* What to do *
Go over the entries below line by line, copying each one that contains the word "Above".

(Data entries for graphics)
====================

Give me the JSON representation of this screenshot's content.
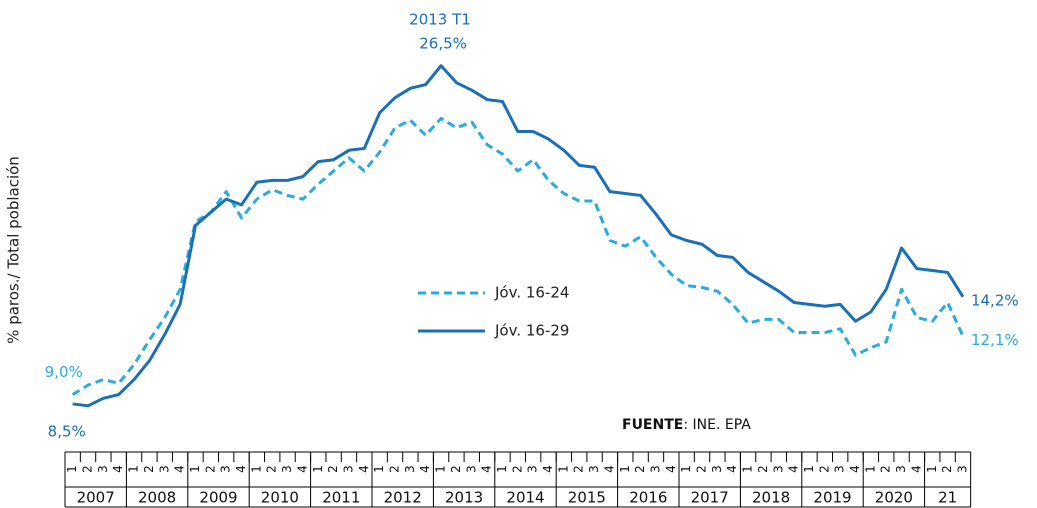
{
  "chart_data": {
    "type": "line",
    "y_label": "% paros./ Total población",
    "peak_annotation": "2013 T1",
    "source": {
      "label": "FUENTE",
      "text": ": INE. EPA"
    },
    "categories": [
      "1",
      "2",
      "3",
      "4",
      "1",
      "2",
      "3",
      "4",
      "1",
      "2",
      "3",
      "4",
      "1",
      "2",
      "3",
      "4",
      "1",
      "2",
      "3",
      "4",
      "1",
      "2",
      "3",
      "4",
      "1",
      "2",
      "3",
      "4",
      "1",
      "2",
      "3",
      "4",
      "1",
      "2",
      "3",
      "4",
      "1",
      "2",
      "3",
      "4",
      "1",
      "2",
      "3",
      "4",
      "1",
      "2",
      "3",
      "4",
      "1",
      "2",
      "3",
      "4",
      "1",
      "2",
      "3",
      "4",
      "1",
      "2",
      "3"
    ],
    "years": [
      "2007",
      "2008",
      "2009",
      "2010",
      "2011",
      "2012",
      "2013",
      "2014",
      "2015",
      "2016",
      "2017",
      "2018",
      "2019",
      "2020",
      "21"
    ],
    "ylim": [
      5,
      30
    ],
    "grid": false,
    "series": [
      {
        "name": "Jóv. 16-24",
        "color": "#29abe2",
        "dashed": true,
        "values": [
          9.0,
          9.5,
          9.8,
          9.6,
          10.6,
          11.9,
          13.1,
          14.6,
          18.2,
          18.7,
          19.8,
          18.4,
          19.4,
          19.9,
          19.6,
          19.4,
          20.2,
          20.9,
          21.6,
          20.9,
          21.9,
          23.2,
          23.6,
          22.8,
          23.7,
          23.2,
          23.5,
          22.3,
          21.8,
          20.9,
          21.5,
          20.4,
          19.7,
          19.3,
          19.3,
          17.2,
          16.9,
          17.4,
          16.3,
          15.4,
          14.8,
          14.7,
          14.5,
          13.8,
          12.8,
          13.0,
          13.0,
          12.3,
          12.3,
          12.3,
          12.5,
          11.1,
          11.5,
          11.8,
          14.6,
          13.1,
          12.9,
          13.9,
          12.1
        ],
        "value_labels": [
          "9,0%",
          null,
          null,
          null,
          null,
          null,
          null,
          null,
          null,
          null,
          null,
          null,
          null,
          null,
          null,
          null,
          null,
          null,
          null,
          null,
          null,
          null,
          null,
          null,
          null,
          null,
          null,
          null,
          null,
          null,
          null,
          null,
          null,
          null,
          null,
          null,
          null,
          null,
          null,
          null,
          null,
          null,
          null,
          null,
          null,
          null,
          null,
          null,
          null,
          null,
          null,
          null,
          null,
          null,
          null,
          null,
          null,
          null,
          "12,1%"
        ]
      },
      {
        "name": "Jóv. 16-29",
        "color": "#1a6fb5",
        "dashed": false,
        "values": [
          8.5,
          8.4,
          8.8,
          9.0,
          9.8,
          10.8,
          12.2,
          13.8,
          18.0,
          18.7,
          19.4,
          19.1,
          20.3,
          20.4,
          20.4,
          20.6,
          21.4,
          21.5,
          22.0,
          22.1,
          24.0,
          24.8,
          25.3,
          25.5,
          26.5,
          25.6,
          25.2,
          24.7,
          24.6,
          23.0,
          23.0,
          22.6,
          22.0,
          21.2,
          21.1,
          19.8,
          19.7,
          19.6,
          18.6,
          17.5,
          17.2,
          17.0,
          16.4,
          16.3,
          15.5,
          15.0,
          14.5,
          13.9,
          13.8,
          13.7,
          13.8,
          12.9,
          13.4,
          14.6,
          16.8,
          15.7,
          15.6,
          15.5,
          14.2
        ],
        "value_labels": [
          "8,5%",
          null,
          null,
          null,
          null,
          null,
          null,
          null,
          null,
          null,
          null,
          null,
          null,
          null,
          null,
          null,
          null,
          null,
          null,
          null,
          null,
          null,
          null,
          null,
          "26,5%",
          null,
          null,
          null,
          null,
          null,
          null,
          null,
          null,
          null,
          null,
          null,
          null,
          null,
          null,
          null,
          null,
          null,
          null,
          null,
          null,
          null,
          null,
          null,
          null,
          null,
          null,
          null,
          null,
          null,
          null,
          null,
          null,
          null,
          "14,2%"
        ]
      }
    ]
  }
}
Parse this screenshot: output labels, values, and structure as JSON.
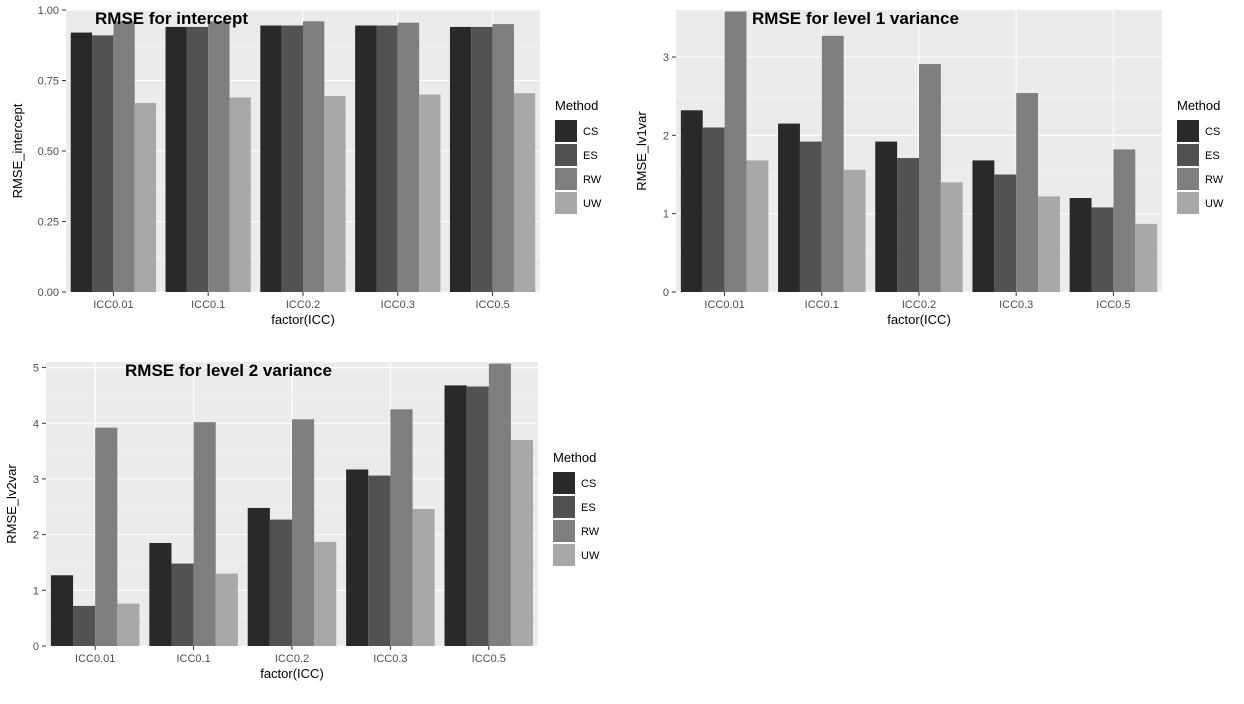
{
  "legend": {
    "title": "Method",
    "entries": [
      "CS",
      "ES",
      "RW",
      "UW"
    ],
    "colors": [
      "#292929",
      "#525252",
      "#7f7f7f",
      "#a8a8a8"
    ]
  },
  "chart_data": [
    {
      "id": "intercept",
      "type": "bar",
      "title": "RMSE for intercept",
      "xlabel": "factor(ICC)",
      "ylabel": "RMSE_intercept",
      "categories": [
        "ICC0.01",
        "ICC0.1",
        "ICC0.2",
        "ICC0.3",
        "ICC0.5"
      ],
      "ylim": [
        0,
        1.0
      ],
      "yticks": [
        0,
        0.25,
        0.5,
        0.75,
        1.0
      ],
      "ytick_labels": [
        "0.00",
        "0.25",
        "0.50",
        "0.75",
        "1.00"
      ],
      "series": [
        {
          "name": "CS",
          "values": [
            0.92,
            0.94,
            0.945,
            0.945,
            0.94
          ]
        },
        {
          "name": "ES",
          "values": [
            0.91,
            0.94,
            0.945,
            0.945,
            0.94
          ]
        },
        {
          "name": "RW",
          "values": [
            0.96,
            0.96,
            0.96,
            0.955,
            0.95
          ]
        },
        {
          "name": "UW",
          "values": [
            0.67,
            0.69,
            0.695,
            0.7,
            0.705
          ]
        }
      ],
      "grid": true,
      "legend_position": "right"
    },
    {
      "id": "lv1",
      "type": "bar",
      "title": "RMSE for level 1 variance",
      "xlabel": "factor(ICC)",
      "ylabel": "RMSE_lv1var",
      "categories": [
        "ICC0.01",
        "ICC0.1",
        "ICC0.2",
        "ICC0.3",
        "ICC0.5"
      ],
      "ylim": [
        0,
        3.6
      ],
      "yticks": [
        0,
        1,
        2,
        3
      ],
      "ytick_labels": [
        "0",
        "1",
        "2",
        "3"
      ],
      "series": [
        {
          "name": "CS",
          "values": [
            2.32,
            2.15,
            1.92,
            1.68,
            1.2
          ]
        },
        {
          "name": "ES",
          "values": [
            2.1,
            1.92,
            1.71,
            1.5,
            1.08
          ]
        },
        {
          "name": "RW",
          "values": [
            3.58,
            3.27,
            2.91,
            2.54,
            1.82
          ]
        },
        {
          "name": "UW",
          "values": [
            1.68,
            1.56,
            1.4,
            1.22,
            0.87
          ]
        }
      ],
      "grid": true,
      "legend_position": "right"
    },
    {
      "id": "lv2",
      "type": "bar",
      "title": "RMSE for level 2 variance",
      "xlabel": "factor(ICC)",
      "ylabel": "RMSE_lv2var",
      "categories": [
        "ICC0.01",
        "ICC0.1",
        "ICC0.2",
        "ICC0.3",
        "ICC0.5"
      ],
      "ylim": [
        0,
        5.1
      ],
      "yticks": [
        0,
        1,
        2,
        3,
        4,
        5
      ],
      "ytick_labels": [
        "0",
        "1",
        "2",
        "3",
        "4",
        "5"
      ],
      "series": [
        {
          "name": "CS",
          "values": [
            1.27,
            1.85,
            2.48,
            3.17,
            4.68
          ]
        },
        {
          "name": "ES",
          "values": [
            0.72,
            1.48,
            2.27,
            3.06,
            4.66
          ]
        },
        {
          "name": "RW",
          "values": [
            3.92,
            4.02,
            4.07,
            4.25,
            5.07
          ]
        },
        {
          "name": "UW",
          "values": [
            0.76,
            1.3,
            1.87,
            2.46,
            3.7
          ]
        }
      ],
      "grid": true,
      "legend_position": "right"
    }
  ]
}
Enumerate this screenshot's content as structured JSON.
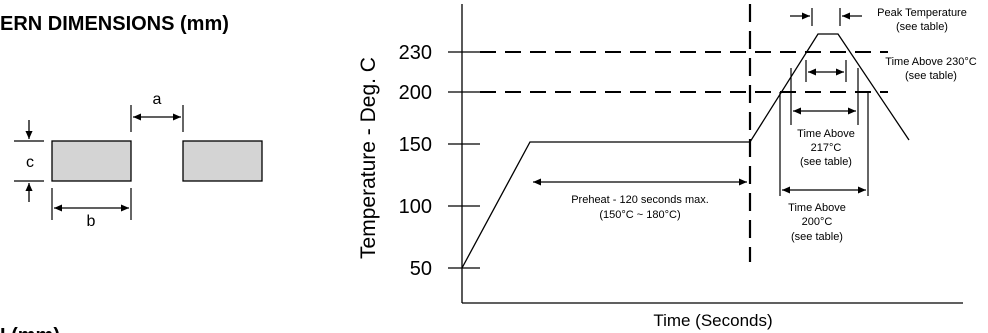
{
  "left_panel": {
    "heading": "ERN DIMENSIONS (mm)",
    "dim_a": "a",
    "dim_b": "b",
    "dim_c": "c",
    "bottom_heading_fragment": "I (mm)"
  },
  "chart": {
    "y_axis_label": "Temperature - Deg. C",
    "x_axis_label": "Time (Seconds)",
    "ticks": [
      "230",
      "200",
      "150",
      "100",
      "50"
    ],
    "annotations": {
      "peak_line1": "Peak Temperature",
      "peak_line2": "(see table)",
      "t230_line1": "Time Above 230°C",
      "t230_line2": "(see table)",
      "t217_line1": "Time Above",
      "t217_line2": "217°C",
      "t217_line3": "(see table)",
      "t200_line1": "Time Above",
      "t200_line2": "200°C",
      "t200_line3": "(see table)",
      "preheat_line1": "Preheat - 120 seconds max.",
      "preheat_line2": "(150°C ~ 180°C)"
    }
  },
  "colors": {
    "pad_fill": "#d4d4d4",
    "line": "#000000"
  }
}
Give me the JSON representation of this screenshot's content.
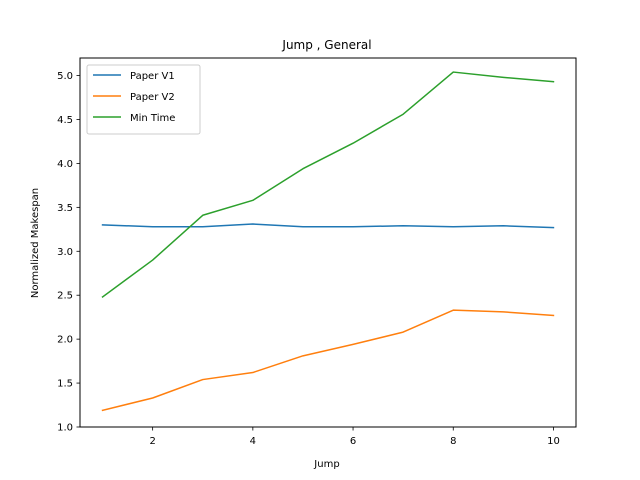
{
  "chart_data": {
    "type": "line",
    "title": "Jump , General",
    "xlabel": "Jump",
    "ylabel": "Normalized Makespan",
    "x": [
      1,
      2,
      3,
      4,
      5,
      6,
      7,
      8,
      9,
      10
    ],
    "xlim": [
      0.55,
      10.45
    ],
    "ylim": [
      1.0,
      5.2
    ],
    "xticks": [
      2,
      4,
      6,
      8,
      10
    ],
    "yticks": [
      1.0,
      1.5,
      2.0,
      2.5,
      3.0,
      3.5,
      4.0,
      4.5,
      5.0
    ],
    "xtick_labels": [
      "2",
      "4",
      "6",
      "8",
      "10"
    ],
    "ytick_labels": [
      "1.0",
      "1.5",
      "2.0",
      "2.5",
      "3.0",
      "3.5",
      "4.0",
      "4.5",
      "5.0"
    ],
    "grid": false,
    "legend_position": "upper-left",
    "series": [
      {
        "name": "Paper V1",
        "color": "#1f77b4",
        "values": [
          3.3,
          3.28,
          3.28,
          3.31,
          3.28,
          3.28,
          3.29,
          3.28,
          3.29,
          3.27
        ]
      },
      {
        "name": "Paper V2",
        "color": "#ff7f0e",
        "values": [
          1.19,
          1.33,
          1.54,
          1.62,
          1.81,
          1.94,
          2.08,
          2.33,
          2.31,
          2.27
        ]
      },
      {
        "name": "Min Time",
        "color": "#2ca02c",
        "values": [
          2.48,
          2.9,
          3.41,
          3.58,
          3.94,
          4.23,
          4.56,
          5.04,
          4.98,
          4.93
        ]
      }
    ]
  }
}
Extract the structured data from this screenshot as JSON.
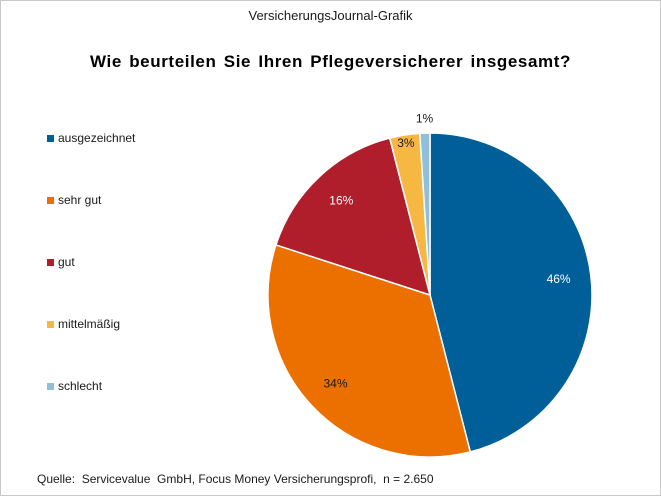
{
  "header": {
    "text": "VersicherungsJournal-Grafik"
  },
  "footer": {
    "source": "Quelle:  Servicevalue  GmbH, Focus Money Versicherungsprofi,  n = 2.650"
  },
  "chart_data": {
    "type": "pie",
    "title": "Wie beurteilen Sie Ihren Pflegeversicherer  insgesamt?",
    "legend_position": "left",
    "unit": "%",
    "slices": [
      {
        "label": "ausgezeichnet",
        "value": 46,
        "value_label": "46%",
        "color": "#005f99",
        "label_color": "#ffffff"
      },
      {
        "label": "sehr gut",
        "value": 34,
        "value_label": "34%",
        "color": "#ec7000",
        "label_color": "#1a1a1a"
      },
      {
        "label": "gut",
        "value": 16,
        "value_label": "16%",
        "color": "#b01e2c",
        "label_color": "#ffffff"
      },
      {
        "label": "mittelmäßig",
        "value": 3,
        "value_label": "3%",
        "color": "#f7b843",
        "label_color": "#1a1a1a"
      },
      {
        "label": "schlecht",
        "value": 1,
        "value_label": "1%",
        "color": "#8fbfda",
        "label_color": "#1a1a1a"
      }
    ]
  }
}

====================

* Written answer *
      "t230_line1": "Time Above 230°C",
      "t217_line1": "Time Above",
      "t200_line1": "Time Above",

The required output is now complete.